* _Task prompt_
No images are to be carried over; print all other material exactly as it stands.

---*---

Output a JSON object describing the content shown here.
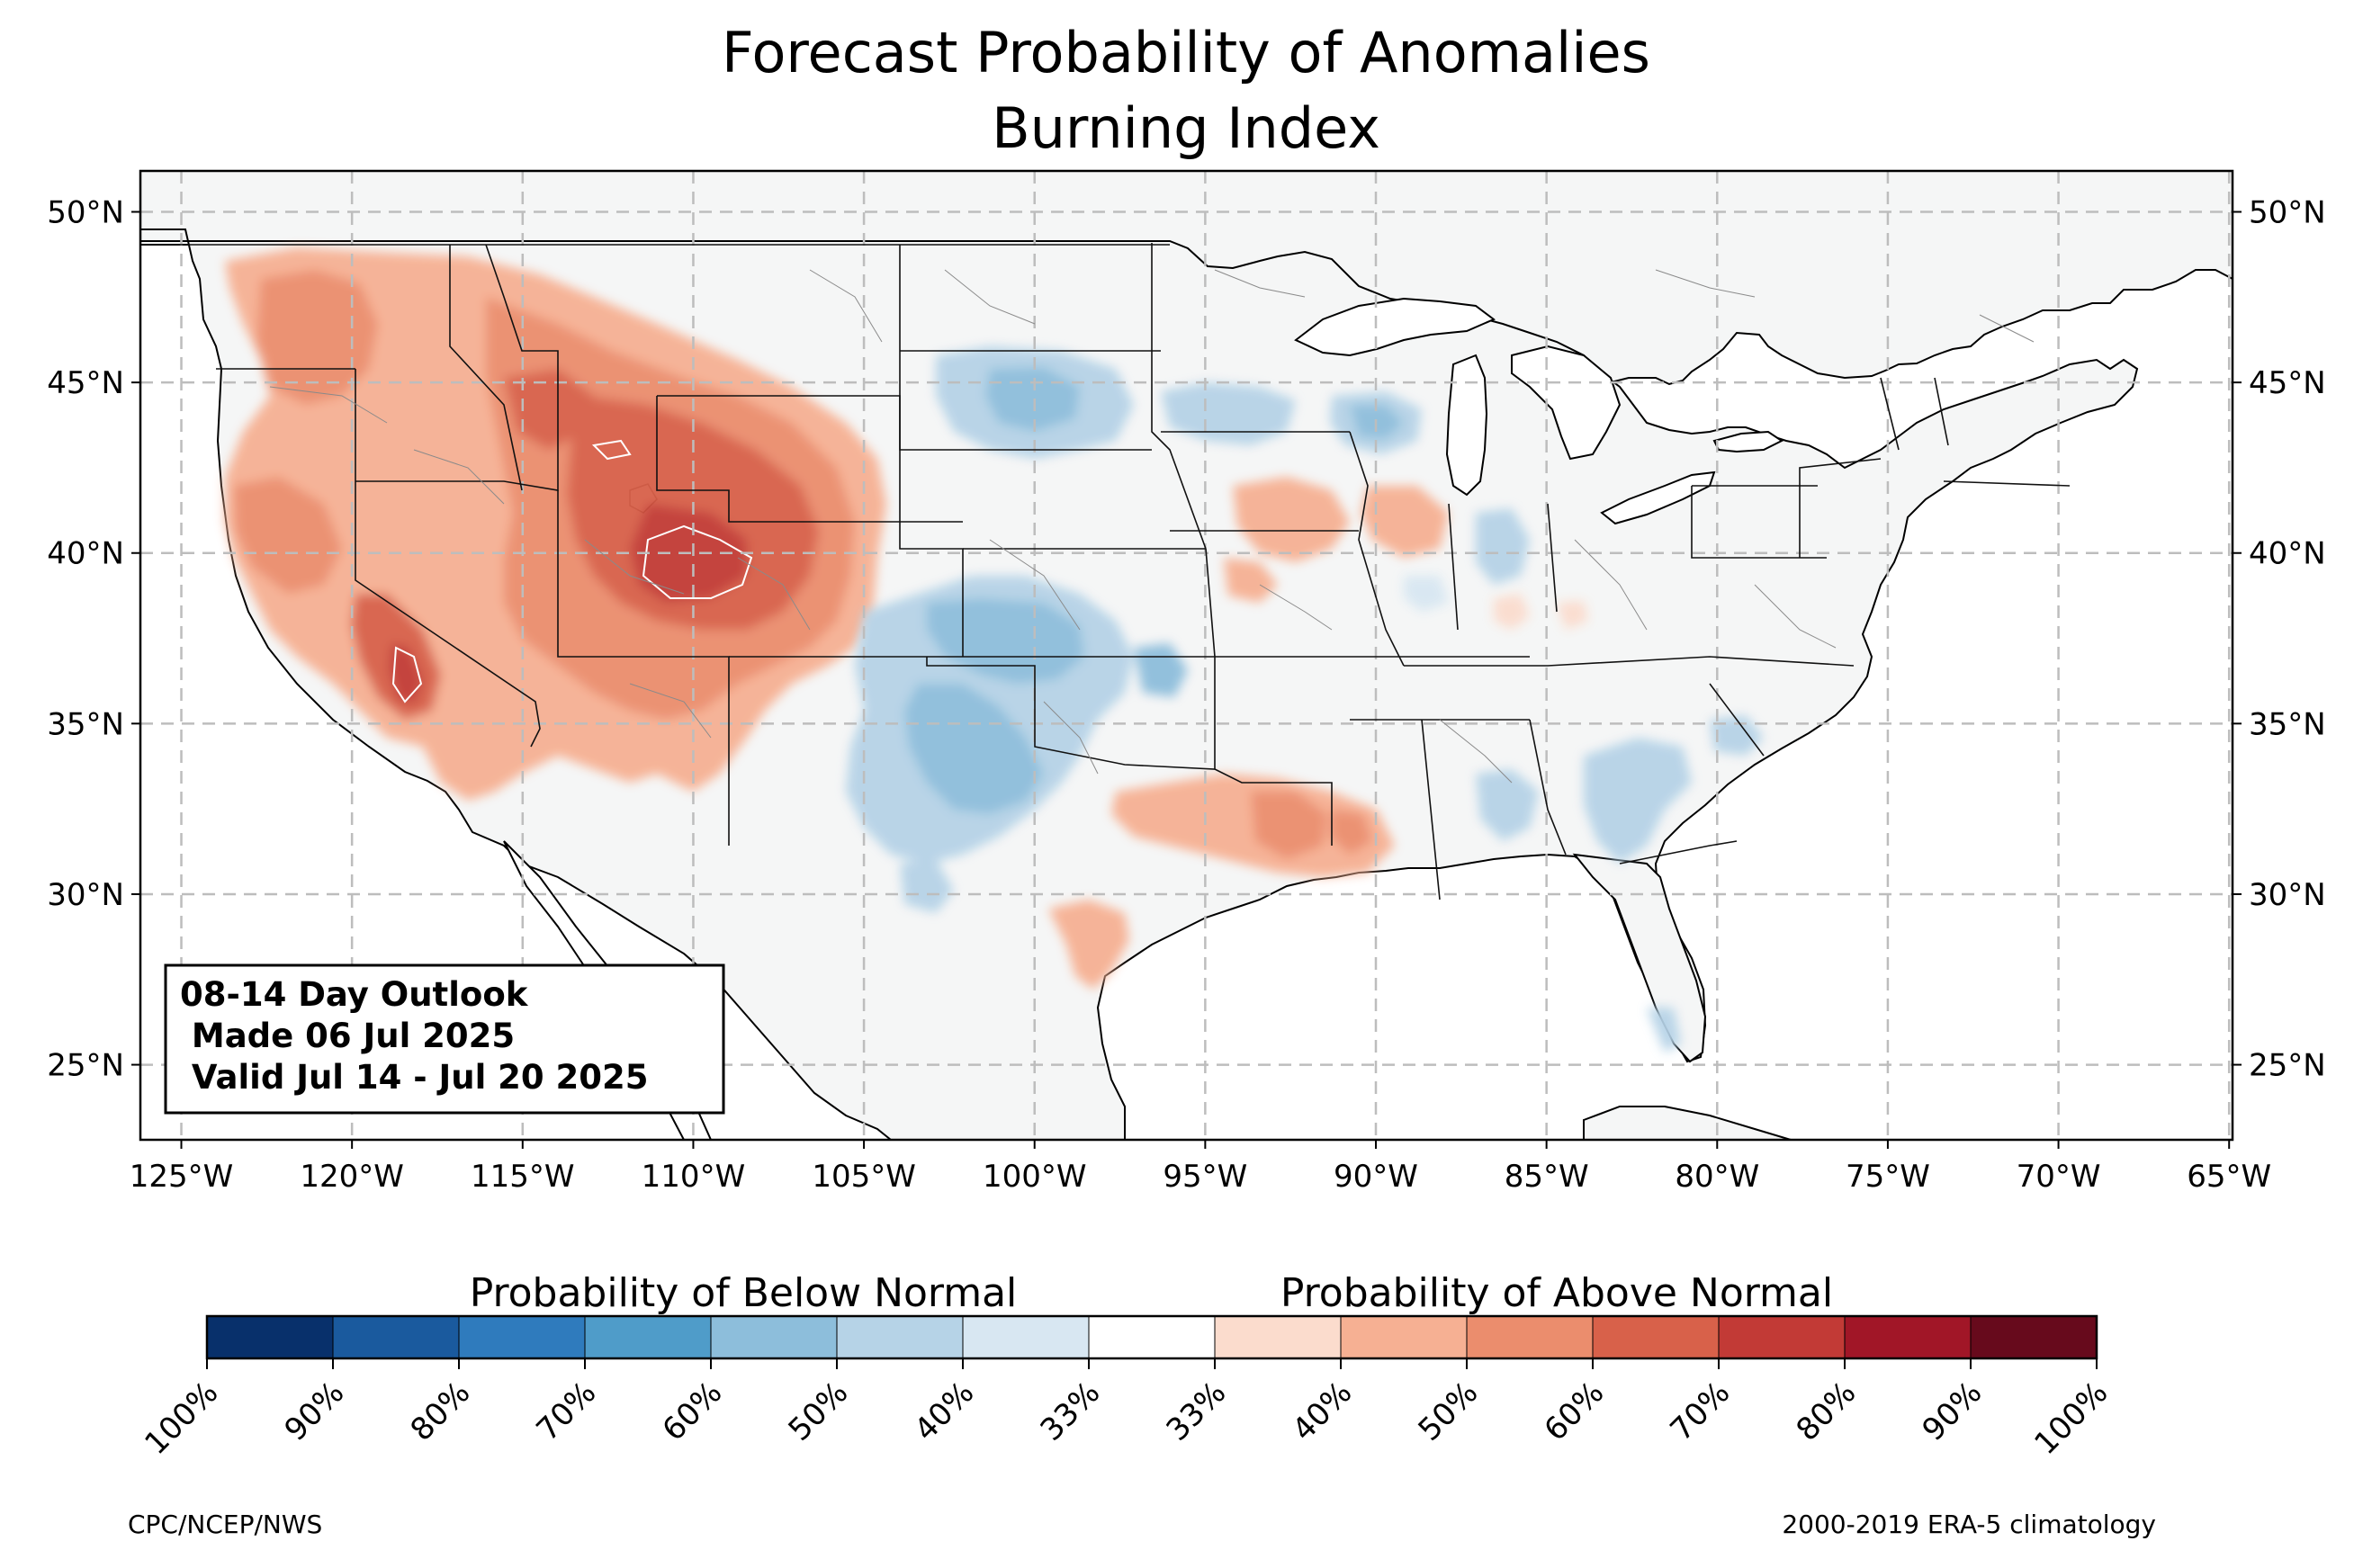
{
  "title_line1": "Forecast Probability of Anomalies",
  "title_line2": "Burning Index",
  "map": {
    "lon_range": [
      -126.2,
      -64.9
    ],
    "lat_range": [
      22.8,
      51.2
    ],
    "lon_ticks": [
      {
        "value": -125,
        "label": "125°W"
      },
      {
        "value": -120,
        "label": "120°W"
      },
      {
        "value": -115,
        "label": "115°W"
      },
      {
        "value": -110,
        "label": "110°W"
      },
      {
        "value": -105,
        "label": "105°W"
      },
      {
        "value": -100,
        "label": "100°W"
      },
      {
        "value": -95,
        "label": "95°W"
      },
      {
        "value": -90,
        "label": "90°W"
      },
      {
        "value": -85,
        "label": "85°W"
      },
      {
        "value": -80,
        "label": "80°W"
      },
      {
        "value": -75,
        "label": "75°W"
      },
      {
        "value": -70,
        "label": "70°W"
      },
      {
        "value": -65,
        "label": "65°W"
      }
    ],
    "lat_ticks": [
      {
        "value": 50,
        "label": "50°N"
      },
      {
        "value": 45,
        "label": "45°N"
      },
      {
        "value": 40,
        "label": "40°N"
      },
      {
        "value": 35,
        "label": "35°N"
      },
      {
        "value": 30,
        "label": "30°N"
      },
      {
        "value": 25,
        "label": "25°N"
      }
    ],
    "gridlines": true,
    "land_color": "#f5f6f6",
    "above_normal_areas": [
      {
        "region": "Pacific Northwest / Oregon",
        "lon": -119.5,
        "lat": 44.5,
        "probability": "40-60%"
      },
      {
        "region": "Idaho / Montana",
        "lon": -114,
        "lat": 45.5,
        "probability": "40-60%"
      },
      {
        "region": "Northern California / Nevada",
        "lon": -120,
        "lat": 40,
        "probability": "40-60%"
      },
      {
        "region": "Southern Sierra Nevada",
        "lon": -118.5,
        "lat": 36.3,
        "probability": "60-80%"
      },
      {
        "region": "Great Basin / Utah",
        "lon": -112,
        "lat": 39,
        "probability": "50-70%"
      },
      {
        "region": "Wyoming / Colorado",
        "lon": -107.5,
        "lat": 40,
        "probability": "60-80%"
      },
      {
        "region": "Arizona / New Mexico",
        "lon": -109,
        "lat": 35.5,
        "probability": "40-60%"
      },
      {
        "region": "Iowa / Illinois",
        "lon": -92.5,
        "lat": 41.2,
        "probability": "33-50%"
      },
      {
        "region": "Louisiana / Mississippi",
        "lon": -92,
        "lat": 31.5,
        "probability": "40-60%"
      },
      {
        "region": "East Texas",
        "lon": -96,
        "lat": 31.2,
        "probability": "33-50%"
      },
      {
        "region": "South Texas coast",
        "lon": -98,
        "lat": 28.2,
        "probability": "33-50%"
      }
    ],
    "below_normal_areas": [
      {
        "region": "South Dakota",
        "lon": -100,
        "lat": 44.8,
        "probability": "40-60%"
      },
      {
        "region": "Minnesota / Wisconsin",
        "lon": -93,
        "lat": 44.6,
        "probability": "33-50%"
      },
      {
        "region": "Wisconsin",
        "lon": -89.5,
        "lat": 44.1,
        "probability": "40-50%"
      },
      {
        "region": "Kansas / Oklahoma",
        "lon": -101,
        "lat": 37.2,
        "probability": "40-60%"
      },
      {
        "region": "Texas Panhandle / West Texas",
        "lon": -101.5,
        "lat": 33.5,
        "probability": "40-60%"
      },
      {
        "region": "Indiana / Ohio",
        "lon": -84.5,
        "lat": 40.2,
        "probability": "33-50%"
      },
      {
        "region": "Georgia / South Carolina",
        "lon": -81.5,
        "lat": 32.5,
        "probability": "33-50%"
      }
    ]
  },
  "colorbar": {
    "below_title": "Probability of Below Normal",
    "above_title": "Probability of Above Normal",
    "colors": [
      "#08306b",
      "#1a5a9e",
      "#2f7bbd",
      "#4f9cc9",
      "#8dbedb",
      "#b6d3e7",
      "#d8e7f2",
      "#ffffff",
      "#fbdccd",
      "#f6b093",
      "#eb8d6d",
      "#d8614a",
      "#c23a36",
      "#a11627",
      "#670a1c"
    ],
    "tick_labels": [
      "100%",
      "90%",
      "80%",
      "70%",
      "60%",
      "50%",
      "40%",
      "33%",
      "33%",
      "40%",
      "50%",
      "60%",
      "70%",
      "80%",
      "90%",
      "100%"
    ]
  },
  "outlook_box": {
    "line1": "08-14 Day Outlook",
    "line2": " Made 06 Jul 2025",
    "line3": " Valid Jul 14 - Jul 20 2025"
  },
  "credit_left": "CPC/NCEP/NWS",
  "credit_right": "2000-2019 ERA-5 climatology"
}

---*---

* _Output for this task_
Output a JSON object describing the content shown here.
{
  "title_line1": "Forecast Probability of Anomalies",
  "title_line2": "Burning Index",
  "map": {
    "lon_range": [
      -126.2,
      -64.9
    ],
    "lat_range": [
      22.8,
      51.2
    ],
    "lon_ticks": [
      {
        "value": -125,
        "label": "125°W"
      },
      {
        "value": -120,
        "label": "120°W"
      },
      {
        "value": -115,
        "label": "115°W"
      },
      {
        "value": -110,
        "label": "110°W"
      },
      {
        "value": -105,
        "label": "105°W"
      },
      {
        "value": -100,
        "label": "100°W"
      },
      {
        "value": -95,
        "label": "95°W"
      },
      {
        "value": -90,
        "label": "90°W"
      },
      {
        "value": -85,
        "label": "85°W"
      },
      {
        "value": -80,
        "label": "80°W"
      },
      {
        "value": -75,
        "label": "75°W"
      },
      {
        "value": -70,
        "label": "70°W"
      },
      {
        "value": -65,
        "label": "65°W"
      }
    ],
    "lat_ticks": [
      {
        "value": 50,
        "label": "50°N"
      },
      {
        "value": 45,
        "label": "45°N"
      },
      {
        "value": 40,
        "label": "40°N"
      },
      {
        "value": 35,
        "label": "35°N"
      },
      {
        "value": 30,
        "label": "30°N"
      },
      {
        "value": 25,
        "label": "25°N"
      }
    ],
    "gridlines": true,
    "land_color": "#f5f6f6",
    "above_normal_areas": [
      {
        "region": "Pacific Northwest / Oregon",
        "lon": -119.5,
        "lat": 44.5,
        "probability": "40-60%"
      },
      {
        "region": "Idaho / Montana",
        "lon": -114,
        "lat": 45.5,
        "probability": "40-60%"
      },
      {
        "region": "Northern California / Nevada",
        "lon": -120,
        "lat": 40,
        "probability": "40-60%"
      },
      {
        "region": "Southern Sierra Nevada",
        "lon": -118.5,
        "lat": 36.3,
        "probability": "60-80%"
      },
      {
        "region": "Great Basin / Utah",
        "lon": -112,
        "lat": 39,
        "probability": "50-70%"
      },
      {
        "region": "Wyoming / Colorado",
        "lon": -107.5,
        "lat": 40,
        "probability": "60-80%"
      },
      {
        "region": "Arizona / New Mexico",
        "lon": -109,
        "lat": 35.5,
        "probability": "40-60%"
      },
      {
        "region": "Iowa / Illinois",
        "lon": -92.5,
        "lat": 41.2,
        "probability": "33-50%"
      },
      {
        "region": "Louisiana / Mississippi",
        "lon": -92,
        "lat": 31.5,
        "probability": "40-60%"
      },
      {
        "region": "East Texas",
        "lon": -96,
        "lat": 31.2,
        "probability": "33-50%"
      },
      {
        "region": "South Texas coast",
        "lon": -98,
        "lat": 28.2,
        "probability": "33-50%"
      }
    ],
    "below_normal_areas": [
      {
        "region": "South Dakota",
        "lon": -100,
        "lat": 44.8,
        "probability": "40-60%"
      },
      {
        "region": "Minnesota / Wisconsin",
        "lon": -93,
        "lat": 44.6,
        "probability": "33-50%"
      },
      {
        "region": "Wisconsin",
        "lon": -89.5,
        "lat": 44.1,
        "probability": "40-50%"
      },
      {
        "region": "Kansas / Oklahoma",
        "lon": -101,
        "lat": 37.2,
        "probability": "40-60%"
      },
      {
        "region": "Texas Panhandle / West Texas",
        "lon": -101.5,
        "lat": 33.5,
        "probability": "40-60%"
      },
      {
        "region": "Indiana / Ohio",
        "lon": -84.5,
        "lat": 40.2,
        "probability": "33-50%"
      },
      {
        "region": "Georgia / South Carolina",
        "lon": -81.5,
        "lat": 32.5,
        "probability": "33-50%"
      }
    ]
  },
  "colorbar": {
    "below_title": "Probability of Below Normal",
    "above_title": "Probability of Above Normal",
    "colors": [
      "#08306b",
      "#1a5a9e",
      "#2f7bbd",
      "#4f9cc9",
      "#8dbedb",
      "#b6d3e7",
      "#d8e7f2",
      "#ffffff",
      "#fbdccd",
      "#f6b093",
      "#eb8d6d",
      "#d8614a",
      "#c23a36",
      "#a11627",
      "#670a1c"
    ],
    "tick_labels": [
      "100%",
      "90%",
      "80%",
      "70%",
      "60%",
      "50%",
      "40%",
      "33%",
      "33%",
      "40%",
      "50%",
      "60%",
      "70%",
      "80%",
      "90%",
      "100%"
    ]
  },
  "outlook_box": {
    "line1": "08-14 Day Outlook",
    "line2": " Made 06 Jul 2025",
    "line3": " Valid Jul 14 - Jul 20 2025"
  },
  "credit_left": "CPC/NCEP/NWS",
  "credit_right": "2000-2019 ERA-5 climatology"
}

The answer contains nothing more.